→ **Task statement**: Retype the data that follows line by line, exactly, and leave its pictures out.
------ Items
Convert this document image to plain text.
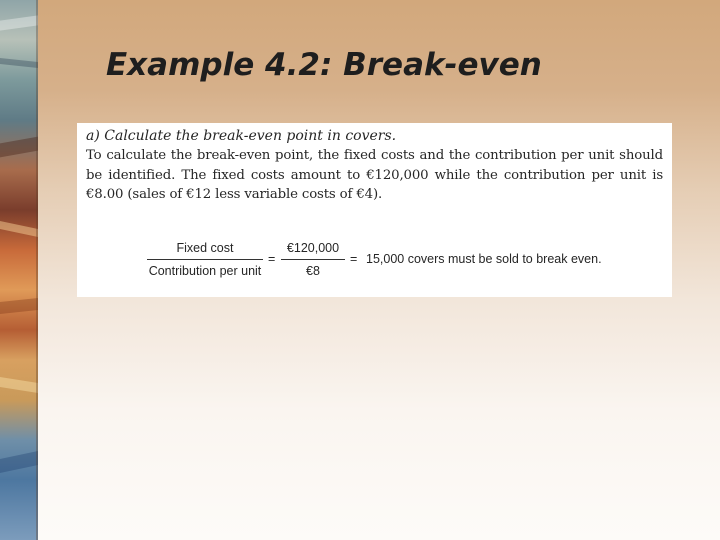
Example 4.2: Break-even

a) Calculate the break-even point in covers.

To calculate the break-even point, the fixed costs and the contribution per unit should be identified. The fixed costs amount to €120,000 while the contribution per unit is €8.00 (sales of €12 less variable costs of €4).

Fixed cost
Contribution per unit
=
€120,000
€8
= 15,000 covers must be sold to break even.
------------
→ **The result**:
Convert this document image to plain text.
Example 4.2: Break-even

a) Calculate the break-even point in covers.

To calculate the break-even point, the fixed costs and the contribution per unit should be identified. The fixed costs amount to €120,000 while the contribution per unit is €8.00 (sales of €12 less variable costs of €4).

Fixed cost
Contribution per unit
=
€120,000
€8
= 15,000 covers must be sold to break even.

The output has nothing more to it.